Direction:
Quote the records that follow in full and exactly; leave out the pictures.

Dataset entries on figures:
BEGIN

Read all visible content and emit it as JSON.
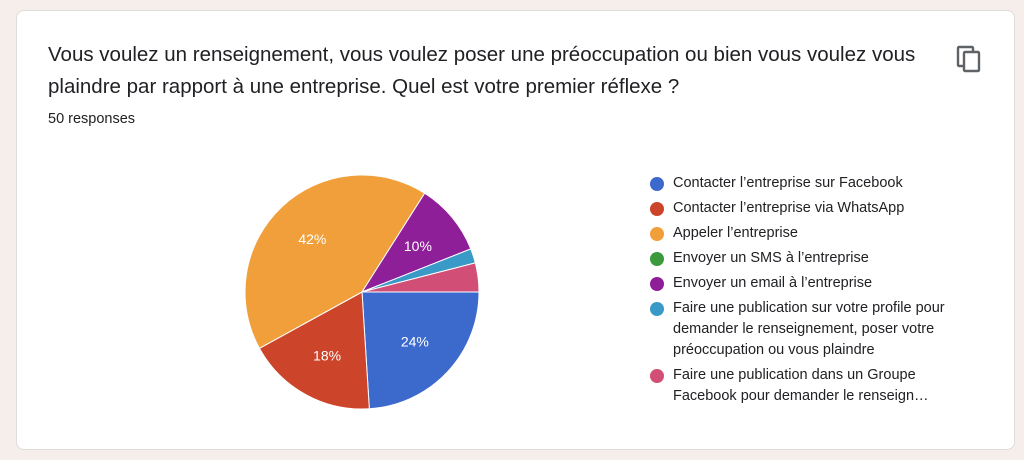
{
  "question": "Vous voulez un renseignement, vous voulez poser une préoccupation ou bien vous voulez vous plaindre par rapport à une entreprise. Quel est votre premier réflexe ?",
  "response_count": "50 responses",
  "copy_icon": "copy-icon",
  "chart_data": {
    "type": "pie",
    "legend_position": "right",
    "slices": [
      {
        "label": "Contacter l’entreprise sur Facebook",
        "value": 24,
        "color": "#3c69cc",
        "data_label": "24%"
      },
      {
        "label": "Contacter l’entreprise via WhatsApp",
        "value": 18,
        "color": "#cc4429",
        "data_label": "18%"
      },
      {
        "label": "Appeler l’entreprise",
        "value": 42,
        "color": "#f19f3a",
        "data_label": "42%"
      },
      {
        "label": "Envoyer un SMS à l’entreprise",
        "value": 0,
        "color": "#3a9a3c",
        "data_label": ""
      },
      {
        "label": "Envoyer un email à l’entreprise",
        "value": 10,
        "color": "#8e1f99",
        "data_label": "10%"
      },
      {
        "label": "Faire une publication sur votre profile pour demander le renseignement, poser votre préoccupation ou vous plaindre",
        "value": 2,
        "color": "#3a9ac7",
        "data_label": ""
      },
      {
        "label": "Faire une publication dans un Groupe Facebook pour demander le renseign…",
        "value": 4,
        "color": "#d14f77",
        "data_label": ""
      }
    ]
  }
}
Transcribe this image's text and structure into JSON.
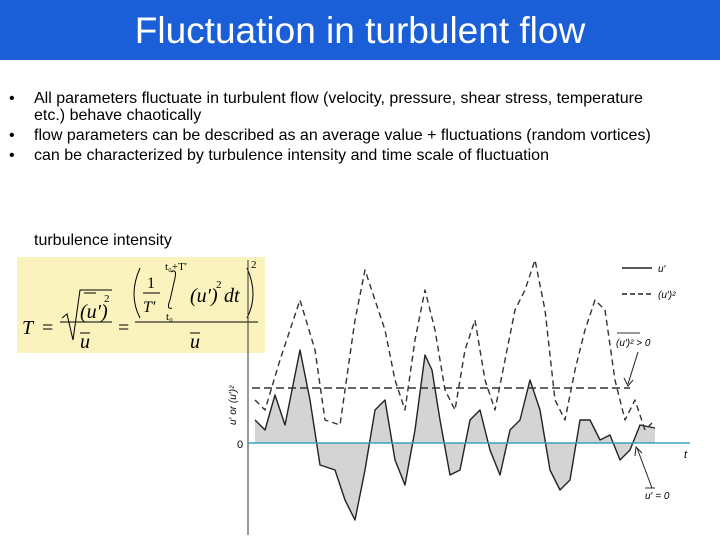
{
  "header": {
    "title": "Fluctuation in turbulent flow"
  },
  "bullets": [
    "All parameters fluctuate in turbulent flow (velocity, pressure, shear stress, temperature etc.) behave chaotically",
    "flow parameters can be described as an average value + fluctuations (random vortices)",
    "can be characterized by turbulence intensity and time scale of fluctuation"
  ],
  "subheading": "turbulence intensity",
  "formula": {
    "lhs": "T",
    "eq1": "=",
    "sqrt_term": "(u′)",
    "power": "2",
    "mean1": "u",
    "eq2": "=",
    "one": "1",
    "period": "T′",
    "upper": "t₀+T′",
    "lower": "t₀",
    "integrand": "(u′)",
    "power_inner": "2",
    "dt": "dt",
    "power_outer": "2",
    "mean2": "u"
  },
  "figure": {
    "legend": [
      "u′",
      "(u′)²"
    ],
    "positive_note": "(u′)² > 0",
    "zero_note": "u′ = 0",
    "y_axis_label": "u′ or (u′)²",
    "origin": "0",
    "x_axis_label": "t"
  }
}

END

The answer:
Read all visible content and emit it as JSON.
{
  "question": "Vous voulez un renseignement, vous voulez poser une préoccupation ou bien vous voulez vous plaindre par rapport à une entreprise. Quel est votre premier réflexe ?",
  "response_count": "50 responses",
  "copy_icon": "copy-icon",
  "chart_data": {
    "type": "pie",
    "legend_position": "right",
    "slices": [
      {
        "label": "Contacter l’entreprise sur Facebook",
        "value": 24,
        "color": "#3c69cc",
        "data_label": "24%"
      },
      {
        "label": "Contacter l’entreprise via WhatsApp",
        "value": 18,
        "color": "#cc4429",
        "data_label": "18%"
      },
      {
        "label": "Appeler l’entreprise",
        "value": 42,
        "color": "#f19f3a",
        "data_label": "42%"
      },
      {
        "label": "Envoyer un SMS à l’entreprise",
        "value": 0,
        "color": "#3a9a3c",
        "data_label": ""
      },
      {
        "label": "Envoyer un email à l’entreprise",
        "value": 10,
        "color": "#8e1f99",
        "data_label": "10%"
      },
      {
        "label": "Faire une publication sur votre profile pour demander le renseignement, poser votre préoccupation ou vous plaindre",
        "value": 2,
        "color": "#3a9ac7",
        "data_label": ""
      },
      {
        "label": "Faire une publication dans un Groupe Facebook pour demander le renseign…",
        "value": 4,
        "color": "#d14f77",
        "data_label": ""
      }
    ]
  }
}
Transcribe this image's text and structure into JSON.
{
  "header": {
    "title": "Fluctuation in turbulent flow"
  },
  "bullets": [
    "All parameters fluctuate in turbulent flow (velocity, pressure, shear stress, temperature etc.) behave chaotically",
    "flow parameters can be described as an average value + fluctuations (random vortices)",
    "can be characterized by turbulence intensity and time scale of fluctuation"
  ],
  "subheading": "turbulence intensity",
  "formula": {
    "lhs": "T",
    "eq1": "=",
    "sqrt_term": "(u′)",
    "power": "2",
    "mean1": "u",
    "eq2": "=",
    "one": "1",
    "period": "T′",
    "upper": "t₀+T′",
    "lower": "t₀",
    "integrand": "(u′)",
    "power_inner": "2",
    "dt": "dt",
    "power_outer": "2",
    "mean2": "u"
  },
  "figure": {
    "legend": [
      "u′",
      "(u′)²"
    ],
    "positive_note": "(u′)² > 0",
    "zero_note": "u′ = 0",
    "y_axis_label": "u′ or (u′)²",
    "origin": "0",
    "x_axis_label": "t"
  }
}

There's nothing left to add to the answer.